# EXCERPT

Re: [che-dev] How to collect and persist all workspace logs?

[Date Prev][Date Next][Thread Prev][Thread Next][Date Index][Thread Index] [List Home]

Re: [che-dev] How to collect and persist all workspace logs?

From: Michal Vala <mvala@xxxxxxxxxx>
Date: Mon, 27 Jan 2020 10:23:44 +0100
Delivered-to: che-dev@xxxxxxxxxxx
List-archive: <https://www.eclipse.org/mailman/private/che-dev>
List-help: <mailto:che-dev-request@eclipse.org?subject=help>
List-subscribe: <https://www.eclipse.org/mailman/listinfo/che-dev>, <mailto:che-dev-request@eclipse.org?subject=subscribe>
List-unsubscribe: <https://www.eclipse.org/mailman/options/che-dev>, <mailto:che-dev-request@eclipse.org?subject=unsubscribe>

Hello,

on one side, we're well aware of architecture direction and we're
trying to honour that. On the other hand it's still only a plan, which
might change, so it is hard to stick to current architecture proposals
100%. And we need to support current setup for possibly significant
amount of time. Also, logs should be accessible primary through the
dashboard, which will not be available in "lightweight" mode, so it
might simply be the feature for full deployment only.

Anyway, I think our current proposal does not close the door for
either option. We will collect logs to workspace PV. The tricky part
is how to "archive" them. In our proposal, we will be watching
workspace pod for exit event and then start new collector component
pod that will grab the logs from workspace PV and provides them to the
"backend". I can imagine backend to be PV dedicated to logs on
workspace namespace (for lightweight deployment) or che-server API
(for full deployment) or any other service actually. This will depend
on the configuration. The question of the actual storage is still open
and we definitely don't want to hard-wire only one way how to do it.

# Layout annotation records
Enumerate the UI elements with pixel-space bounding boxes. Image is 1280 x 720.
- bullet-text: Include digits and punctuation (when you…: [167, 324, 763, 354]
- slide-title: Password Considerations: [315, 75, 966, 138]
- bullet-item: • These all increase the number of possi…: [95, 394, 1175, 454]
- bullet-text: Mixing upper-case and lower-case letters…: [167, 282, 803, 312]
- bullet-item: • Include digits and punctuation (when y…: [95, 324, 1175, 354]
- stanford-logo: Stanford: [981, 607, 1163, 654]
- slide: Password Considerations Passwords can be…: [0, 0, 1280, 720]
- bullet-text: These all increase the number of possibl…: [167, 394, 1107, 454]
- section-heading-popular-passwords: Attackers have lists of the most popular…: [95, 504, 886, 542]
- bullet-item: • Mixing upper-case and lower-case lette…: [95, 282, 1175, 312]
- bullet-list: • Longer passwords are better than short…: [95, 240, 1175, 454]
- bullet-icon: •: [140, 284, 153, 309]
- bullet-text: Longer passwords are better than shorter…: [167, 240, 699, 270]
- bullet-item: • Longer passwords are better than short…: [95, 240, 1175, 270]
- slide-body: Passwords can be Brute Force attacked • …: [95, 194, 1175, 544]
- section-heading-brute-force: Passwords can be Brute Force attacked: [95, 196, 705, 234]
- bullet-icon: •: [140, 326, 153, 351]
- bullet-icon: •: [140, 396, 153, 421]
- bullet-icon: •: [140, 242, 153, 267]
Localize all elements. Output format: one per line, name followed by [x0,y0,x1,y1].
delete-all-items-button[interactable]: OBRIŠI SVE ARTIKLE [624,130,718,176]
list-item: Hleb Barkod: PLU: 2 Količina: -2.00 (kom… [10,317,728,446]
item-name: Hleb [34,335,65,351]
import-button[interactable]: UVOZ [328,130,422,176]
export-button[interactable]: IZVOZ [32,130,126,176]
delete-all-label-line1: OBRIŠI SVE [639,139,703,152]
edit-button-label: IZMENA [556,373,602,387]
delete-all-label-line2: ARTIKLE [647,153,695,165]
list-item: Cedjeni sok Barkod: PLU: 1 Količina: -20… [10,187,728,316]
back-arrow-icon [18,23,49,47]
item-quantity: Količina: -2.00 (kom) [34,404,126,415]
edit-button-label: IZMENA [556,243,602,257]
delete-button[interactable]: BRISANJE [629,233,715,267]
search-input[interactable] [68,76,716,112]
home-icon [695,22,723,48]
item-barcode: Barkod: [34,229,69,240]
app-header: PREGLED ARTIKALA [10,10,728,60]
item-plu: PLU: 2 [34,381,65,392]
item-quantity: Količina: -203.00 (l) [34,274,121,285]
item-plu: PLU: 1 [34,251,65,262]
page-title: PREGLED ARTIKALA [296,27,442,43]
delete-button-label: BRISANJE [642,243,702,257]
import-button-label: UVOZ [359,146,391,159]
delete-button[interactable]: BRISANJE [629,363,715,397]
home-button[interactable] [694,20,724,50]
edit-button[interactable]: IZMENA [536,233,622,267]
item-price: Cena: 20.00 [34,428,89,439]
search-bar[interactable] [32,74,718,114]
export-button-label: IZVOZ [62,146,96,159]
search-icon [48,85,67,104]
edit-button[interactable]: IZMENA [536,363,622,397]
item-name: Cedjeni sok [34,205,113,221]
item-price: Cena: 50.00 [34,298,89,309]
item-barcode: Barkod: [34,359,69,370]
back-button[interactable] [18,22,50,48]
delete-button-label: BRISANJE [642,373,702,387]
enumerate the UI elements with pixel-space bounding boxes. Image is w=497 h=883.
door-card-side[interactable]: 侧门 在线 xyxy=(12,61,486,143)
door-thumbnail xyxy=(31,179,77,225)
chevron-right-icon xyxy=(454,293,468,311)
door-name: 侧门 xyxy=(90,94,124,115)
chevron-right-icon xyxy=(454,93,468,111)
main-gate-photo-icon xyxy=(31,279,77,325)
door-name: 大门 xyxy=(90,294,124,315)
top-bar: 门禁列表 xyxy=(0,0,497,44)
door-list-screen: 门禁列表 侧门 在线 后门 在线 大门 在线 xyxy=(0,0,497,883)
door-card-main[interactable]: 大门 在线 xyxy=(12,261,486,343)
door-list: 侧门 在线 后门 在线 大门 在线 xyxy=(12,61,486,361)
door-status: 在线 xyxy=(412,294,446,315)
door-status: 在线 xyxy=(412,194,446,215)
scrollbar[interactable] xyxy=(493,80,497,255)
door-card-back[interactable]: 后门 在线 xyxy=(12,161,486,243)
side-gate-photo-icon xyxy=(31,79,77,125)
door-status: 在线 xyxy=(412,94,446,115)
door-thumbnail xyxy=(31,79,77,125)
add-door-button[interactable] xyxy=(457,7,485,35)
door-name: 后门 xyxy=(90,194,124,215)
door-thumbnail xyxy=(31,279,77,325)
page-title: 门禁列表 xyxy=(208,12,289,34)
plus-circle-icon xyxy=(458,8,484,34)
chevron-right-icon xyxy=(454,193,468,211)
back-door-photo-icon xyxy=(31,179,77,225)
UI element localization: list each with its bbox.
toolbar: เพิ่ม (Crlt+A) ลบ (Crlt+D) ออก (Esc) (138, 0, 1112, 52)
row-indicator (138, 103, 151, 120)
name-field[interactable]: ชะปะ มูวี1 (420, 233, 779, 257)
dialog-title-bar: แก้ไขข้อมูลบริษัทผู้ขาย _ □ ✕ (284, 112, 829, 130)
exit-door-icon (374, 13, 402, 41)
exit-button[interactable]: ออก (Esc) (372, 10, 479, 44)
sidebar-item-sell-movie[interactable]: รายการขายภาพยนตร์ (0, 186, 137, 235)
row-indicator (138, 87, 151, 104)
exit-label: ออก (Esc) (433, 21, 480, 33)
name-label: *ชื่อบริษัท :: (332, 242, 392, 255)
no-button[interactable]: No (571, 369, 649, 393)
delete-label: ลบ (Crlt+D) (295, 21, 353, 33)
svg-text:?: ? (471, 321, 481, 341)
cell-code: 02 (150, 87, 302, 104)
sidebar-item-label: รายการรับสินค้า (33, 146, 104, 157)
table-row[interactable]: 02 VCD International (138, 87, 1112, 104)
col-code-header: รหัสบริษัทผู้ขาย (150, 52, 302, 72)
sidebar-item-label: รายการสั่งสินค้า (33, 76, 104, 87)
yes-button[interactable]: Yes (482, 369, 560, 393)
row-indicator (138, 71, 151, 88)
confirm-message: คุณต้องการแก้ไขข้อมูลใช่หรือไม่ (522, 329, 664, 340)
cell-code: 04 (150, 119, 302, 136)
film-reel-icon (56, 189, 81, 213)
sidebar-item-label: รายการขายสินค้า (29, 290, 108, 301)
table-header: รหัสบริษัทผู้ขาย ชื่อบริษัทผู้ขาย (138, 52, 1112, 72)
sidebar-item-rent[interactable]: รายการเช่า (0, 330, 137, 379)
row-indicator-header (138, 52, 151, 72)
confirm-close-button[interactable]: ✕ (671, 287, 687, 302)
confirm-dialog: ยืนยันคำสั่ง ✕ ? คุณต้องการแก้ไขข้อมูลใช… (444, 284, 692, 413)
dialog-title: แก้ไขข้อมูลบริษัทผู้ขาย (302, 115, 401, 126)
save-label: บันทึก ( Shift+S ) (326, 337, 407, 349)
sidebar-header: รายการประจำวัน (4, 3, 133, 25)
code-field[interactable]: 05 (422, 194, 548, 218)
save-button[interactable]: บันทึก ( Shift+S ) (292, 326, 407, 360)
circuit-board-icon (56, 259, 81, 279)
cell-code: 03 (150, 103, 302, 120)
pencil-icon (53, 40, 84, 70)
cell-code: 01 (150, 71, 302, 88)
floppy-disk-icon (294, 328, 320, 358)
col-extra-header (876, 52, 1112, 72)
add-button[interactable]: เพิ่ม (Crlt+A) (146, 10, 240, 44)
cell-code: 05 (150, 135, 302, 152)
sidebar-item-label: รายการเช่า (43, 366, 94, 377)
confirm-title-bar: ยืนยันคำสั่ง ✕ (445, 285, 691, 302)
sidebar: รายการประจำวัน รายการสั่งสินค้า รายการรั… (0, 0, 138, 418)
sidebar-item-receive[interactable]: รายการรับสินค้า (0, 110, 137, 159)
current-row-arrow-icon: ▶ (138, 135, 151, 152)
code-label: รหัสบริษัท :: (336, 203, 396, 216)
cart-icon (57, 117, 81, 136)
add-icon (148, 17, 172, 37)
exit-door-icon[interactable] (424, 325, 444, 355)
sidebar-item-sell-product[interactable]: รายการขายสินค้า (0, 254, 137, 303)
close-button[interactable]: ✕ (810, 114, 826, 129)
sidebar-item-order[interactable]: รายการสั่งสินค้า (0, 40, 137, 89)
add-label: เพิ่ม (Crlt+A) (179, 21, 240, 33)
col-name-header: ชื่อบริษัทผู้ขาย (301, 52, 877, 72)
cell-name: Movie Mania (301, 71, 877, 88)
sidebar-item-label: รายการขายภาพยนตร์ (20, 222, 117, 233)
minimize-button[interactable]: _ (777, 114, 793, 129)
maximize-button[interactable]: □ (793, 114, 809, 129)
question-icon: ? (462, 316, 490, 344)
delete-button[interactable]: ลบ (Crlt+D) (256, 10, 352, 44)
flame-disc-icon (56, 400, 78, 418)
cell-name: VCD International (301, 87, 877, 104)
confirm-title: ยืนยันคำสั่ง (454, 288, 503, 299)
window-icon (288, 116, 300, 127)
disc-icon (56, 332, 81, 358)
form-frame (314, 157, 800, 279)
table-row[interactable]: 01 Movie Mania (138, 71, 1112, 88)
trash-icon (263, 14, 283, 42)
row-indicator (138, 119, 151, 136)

# EXERCISE TASKS
A - Can you change the mailing-list reply about workspace logs by rewriting its passage from "on one side, we're" through "full deployment only." with "dashboard" replaced by "web console"? Start at the words that have "on one side, we're" and stop after "full deployment only.".
B - Answer these questions on the mailing-list reply about workspace logs:
(i) Who sent the reply?
(ii) Where does the proposal say logs will be collected?
(iii) Which event on the workspace pod will be watched before the new collector component pod starts?
C - Could you continue the mailing-list reply about collecting and persisting workspace logs after its final sentence?

# ANSWERS BY TASK
A -
on one side, we're well aware of architecture direction and we're
trying to honour that. On the other hand it's still only a plan, which
might change, so it is hard to stick to current architecture proposals
100%. And we need to support current setup for possibly significant
amount of time. Also, logs should be accessible primary through the
web console, which will not be available in "lightweight" mode, so it
might simply be the feature for full deployment only.

B -
(i) Michal Vala
(ii) To the workspace PV
(iii) The exit event

C -
Using workspace POD directly might be problematic. Typically we need
logs the most when some nasty crash happen and sending logs from ws
POD directly might lead to losing some of them, possibly in most
critical time. Also hw resources, performance and network bandwidth
costs might not be negligible and it would be consumed for every
workspace instance, even when everything works fine and no-one would
request the logs.
That's why we chose to write the logs to the files on ws PV, which is
minimal to no extra cost, and do the hard work of archiving them after
ws stops.

Does it make sense?

Can you please elaborate more what do you mean by "compatible with
typical K8S logging infrastructures"?

Thanks,
Michal

On Thu, Jan 23, 2020 at 1:09 PM David Festal <dfestal@xxxxxxxxxx> wrote:
>
> Hi all,
>
> Just some thoughts about unified workspace logging, the ongoing work on the Workspace CRD, and cloud shell.
>
> According to this EPIC https://github.com/eclipse/che/issues/15425,
> there will be, at some point, the ability to start Che 7 workspaces in a lightweight,
> standalone, and embeddable way, without requiring the presence of the Che master.
>
> One important point mentioned in this EPIC, is the big scalability gain that would be brought,
> in this envisioned K8S-native architecture, by removing the Postgres database in favor of K8S-native Custom Resources
> that will benefit from the highly-scalable etcd storage underpinning K8S clusters.
>
> It seems to me that these 2 points:
> - Speak *against*:
>   - Using the wsmaster server or some sort of required centralized component, either to store the logs, or to collect them.
>     In this regard using the Postgres database seems the worst choice according to the future architectural directions
> - Speak *in favor of*:
>   - Collecting the logs locally in the workspace and sending them from the workspace POD to a logging mechanism,
>     hopefully in a way that would be compatible with typical K8S logging infrastructures.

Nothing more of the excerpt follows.